_GIVEN EXERCISE_: Read through the data and count the lines that contain the string "Italie"; give only the result.

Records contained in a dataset
•••••

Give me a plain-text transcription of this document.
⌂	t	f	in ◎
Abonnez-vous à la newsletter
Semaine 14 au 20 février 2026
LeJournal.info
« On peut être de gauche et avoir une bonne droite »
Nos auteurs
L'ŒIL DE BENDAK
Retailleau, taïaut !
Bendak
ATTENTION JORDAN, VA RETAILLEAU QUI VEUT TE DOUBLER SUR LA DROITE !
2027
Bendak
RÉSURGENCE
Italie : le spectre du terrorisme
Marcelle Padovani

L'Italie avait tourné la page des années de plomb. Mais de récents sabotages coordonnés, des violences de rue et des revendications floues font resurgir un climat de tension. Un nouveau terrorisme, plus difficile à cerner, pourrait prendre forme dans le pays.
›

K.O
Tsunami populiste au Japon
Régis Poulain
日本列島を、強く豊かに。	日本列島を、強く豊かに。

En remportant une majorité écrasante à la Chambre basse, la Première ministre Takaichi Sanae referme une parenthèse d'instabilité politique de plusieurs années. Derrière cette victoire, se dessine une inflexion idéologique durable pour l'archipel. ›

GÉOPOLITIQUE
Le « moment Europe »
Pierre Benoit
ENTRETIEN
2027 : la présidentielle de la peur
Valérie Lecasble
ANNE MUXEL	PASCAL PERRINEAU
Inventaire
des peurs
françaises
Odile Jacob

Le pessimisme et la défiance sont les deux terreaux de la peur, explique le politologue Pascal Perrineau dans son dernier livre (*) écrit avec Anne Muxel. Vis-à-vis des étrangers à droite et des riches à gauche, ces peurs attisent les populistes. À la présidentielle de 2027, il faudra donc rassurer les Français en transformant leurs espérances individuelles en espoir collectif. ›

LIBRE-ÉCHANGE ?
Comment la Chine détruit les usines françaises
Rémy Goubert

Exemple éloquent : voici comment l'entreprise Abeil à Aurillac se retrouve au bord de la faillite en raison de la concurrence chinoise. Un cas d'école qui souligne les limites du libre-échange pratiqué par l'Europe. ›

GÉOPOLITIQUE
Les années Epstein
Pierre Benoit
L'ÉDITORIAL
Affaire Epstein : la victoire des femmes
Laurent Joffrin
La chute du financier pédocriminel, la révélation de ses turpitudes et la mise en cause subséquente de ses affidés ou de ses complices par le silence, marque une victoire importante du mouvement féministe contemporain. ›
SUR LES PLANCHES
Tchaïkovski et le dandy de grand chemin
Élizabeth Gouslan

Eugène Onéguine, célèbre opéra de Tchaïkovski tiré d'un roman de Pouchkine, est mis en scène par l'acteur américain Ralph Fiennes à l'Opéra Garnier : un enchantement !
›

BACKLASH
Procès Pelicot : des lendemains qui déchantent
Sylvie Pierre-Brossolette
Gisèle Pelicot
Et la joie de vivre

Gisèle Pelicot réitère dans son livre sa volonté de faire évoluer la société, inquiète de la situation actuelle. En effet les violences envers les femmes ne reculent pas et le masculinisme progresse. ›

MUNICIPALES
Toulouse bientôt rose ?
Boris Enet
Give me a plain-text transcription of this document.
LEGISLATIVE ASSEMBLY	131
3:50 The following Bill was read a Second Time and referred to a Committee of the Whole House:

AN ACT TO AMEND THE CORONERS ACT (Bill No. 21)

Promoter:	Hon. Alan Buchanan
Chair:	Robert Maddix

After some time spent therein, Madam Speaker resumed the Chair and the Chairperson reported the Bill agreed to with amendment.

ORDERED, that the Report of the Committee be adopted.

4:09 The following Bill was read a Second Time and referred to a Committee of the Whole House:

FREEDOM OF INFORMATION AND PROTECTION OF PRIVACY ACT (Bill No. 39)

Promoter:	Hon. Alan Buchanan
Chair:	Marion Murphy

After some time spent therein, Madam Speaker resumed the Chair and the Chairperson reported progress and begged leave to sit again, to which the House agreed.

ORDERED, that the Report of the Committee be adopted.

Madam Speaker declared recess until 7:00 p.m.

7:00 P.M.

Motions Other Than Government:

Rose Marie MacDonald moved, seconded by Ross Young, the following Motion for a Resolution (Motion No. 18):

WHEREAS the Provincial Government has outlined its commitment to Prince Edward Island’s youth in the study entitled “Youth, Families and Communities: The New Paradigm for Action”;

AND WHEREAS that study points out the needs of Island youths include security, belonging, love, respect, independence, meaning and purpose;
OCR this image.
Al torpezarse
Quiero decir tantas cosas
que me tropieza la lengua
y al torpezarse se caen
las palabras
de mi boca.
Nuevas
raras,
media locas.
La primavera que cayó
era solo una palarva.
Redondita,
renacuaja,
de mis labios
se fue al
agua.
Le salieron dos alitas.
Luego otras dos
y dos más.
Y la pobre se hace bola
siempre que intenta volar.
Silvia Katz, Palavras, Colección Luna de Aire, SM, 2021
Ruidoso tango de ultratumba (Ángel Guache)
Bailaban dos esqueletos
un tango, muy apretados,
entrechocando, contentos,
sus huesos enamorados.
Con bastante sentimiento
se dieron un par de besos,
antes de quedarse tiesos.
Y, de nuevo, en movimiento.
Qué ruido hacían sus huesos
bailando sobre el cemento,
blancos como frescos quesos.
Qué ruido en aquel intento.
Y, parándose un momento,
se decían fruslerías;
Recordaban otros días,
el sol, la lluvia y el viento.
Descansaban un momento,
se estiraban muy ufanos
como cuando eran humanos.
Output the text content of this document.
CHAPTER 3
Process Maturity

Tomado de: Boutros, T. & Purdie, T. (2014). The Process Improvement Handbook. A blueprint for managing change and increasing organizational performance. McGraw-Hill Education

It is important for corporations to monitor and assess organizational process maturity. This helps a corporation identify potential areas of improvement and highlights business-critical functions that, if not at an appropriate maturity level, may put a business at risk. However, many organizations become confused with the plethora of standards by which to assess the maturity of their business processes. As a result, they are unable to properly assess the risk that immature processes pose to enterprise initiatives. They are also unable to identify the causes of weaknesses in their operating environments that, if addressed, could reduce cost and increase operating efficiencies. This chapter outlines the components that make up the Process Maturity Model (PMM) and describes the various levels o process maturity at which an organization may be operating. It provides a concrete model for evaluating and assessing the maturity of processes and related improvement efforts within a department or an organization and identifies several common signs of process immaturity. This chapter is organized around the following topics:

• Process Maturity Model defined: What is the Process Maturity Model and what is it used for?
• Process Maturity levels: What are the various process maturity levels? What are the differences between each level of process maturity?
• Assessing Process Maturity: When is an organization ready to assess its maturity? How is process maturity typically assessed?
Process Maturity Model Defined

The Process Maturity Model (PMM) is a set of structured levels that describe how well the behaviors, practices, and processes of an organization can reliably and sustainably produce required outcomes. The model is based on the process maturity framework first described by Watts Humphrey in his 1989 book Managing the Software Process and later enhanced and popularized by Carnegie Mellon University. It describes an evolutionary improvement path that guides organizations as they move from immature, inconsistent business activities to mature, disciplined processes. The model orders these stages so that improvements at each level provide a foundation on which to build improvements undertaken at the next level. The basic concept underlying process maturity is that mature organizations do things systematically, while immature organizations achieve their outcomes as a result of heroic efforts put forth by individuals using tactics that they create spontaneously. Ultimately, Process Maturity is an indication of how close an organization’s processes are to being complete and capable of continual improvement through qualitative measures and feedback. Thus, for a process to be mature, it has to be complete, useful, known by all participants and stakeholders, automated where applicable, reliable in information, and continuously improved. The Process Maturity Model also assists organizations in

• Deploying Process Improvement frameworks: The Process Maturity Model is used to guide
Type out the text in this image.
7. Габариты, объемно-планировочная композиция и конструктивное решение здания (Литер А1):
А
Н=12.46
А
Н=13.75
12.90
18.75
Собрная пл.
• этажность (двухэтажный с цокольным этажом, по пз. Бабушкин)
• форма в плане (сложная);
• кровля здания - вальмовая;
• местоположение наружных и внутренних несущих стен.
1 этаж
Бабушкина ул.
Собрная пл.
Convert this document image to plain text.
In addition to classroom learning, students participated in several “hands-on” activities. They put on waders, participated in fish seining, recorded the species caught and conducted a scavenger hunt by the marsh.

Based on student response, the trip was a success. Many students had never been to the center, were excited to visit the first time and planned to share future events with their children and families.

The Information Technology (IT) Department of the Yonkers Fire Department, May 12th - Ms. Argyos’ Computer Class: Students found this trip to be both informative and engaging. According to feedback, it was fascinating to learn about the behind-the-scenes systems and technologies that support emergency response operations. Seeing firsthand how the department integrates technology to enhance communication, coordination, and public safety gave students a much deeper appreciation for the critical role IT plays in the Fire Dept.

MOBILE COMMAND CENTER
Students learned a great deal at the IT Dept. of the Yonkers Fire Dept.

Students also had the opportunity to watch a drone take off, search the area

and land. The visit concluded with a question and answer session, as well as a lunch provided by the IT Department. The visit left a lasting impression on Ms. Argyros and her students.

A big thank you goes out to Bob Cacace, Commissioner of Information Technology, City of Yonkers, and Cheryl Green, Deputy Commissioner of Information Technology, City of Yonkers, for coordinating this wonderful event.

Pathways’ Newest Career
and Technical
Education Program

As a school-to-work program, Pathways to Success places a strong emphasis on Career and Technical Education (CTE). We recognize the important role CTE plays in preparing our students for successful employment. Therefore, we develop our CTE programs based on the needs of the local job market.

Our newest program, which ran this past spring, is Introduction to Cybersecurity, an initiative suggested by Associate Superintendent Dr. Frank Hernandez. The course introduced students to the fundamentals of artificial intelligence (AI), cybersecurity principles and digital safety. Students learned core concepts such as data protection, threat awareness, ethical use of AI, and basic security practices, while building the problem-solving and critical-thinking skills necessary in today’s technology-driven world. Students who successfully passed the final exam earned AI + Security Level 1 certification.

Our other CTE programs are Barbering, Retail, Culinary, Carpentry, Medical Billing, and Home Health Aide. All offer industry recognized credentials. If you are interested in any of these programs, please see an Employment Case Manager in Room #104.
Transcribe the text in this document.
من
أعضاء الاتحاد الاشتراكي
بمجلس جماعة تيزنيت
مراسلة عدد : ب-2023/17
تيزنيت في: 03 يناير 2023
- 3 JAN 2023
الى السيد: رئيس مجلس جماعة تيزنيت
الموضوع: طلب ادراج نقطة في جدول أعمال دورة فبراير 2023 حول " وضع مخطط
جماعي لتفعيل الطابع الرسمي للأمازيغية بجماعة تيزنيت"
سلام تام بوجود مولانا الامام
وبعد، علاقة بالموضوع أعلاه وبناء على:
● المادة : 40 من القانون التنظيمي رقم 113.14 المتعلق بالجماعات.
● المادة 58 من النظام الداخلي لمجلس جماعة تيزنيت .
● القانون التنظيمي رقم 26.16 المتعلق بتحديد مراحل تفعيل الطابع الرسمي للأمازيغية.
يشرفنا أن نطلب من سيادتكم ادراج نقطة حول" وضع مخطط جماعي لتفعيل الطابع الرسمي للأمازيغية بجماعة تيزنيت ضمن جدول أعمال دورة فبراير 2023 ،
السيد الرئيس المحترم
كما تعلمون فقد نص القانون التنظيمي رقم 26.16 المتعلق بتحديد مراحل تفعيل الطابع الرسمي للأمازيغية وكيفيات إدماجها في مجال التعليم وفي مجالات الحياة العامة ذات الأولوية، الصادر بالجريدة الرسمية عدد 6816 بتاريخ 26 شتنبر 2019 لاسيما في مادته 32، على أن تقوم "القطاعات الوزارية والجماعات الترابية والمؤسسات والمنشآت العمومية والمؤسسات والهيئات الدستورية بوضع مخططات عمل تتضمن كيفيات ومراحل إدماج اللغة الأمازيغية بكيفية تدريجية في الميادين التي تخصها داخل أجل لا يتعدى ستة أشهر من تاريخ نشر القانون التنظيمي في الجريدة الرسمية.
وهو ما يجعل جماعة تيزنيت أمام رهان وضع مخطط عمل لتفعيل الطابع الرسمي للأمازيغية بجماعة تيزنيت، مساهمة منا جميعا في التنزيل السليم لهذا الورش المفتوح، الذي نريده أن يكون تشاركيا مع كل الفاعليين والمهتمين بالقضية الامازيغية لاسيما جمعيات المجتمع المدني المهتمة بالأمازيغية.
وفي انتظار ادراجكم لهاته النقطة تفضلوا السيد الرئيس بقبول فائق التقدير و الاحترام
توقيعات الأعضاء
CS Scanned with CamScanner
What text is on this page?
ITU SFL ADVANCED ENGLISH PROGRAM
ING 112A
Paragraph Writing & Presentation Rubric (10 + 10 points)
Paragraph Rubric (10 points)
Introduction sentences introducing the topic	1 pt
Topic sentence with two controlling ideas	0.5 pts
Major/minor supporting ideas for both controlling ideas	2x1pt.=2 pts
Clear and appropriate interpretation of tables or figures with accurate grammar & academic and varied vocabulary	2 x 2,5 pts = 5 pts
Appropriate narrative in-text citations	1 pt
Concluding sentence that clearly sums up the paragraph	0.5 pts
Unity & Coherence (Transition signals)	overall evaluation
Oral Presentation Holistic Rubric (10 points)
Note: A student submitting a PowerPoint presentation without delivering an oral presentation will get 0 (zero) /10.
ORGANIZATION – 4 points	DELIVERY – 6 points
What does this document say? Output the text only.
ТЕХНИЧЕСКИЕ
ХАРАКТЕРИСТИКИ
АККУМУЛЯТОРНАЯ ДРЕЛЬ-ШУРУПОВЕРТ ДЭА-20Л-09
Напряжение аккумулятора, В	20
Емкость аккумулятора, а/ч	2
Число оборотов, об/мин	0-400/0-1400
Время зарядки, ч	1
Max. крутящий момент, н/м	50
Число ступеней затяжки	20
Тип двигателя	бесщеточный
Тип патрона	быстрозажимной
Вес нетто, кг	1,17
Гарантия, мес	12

•••••

_ANSWER TO THE TASK_: 2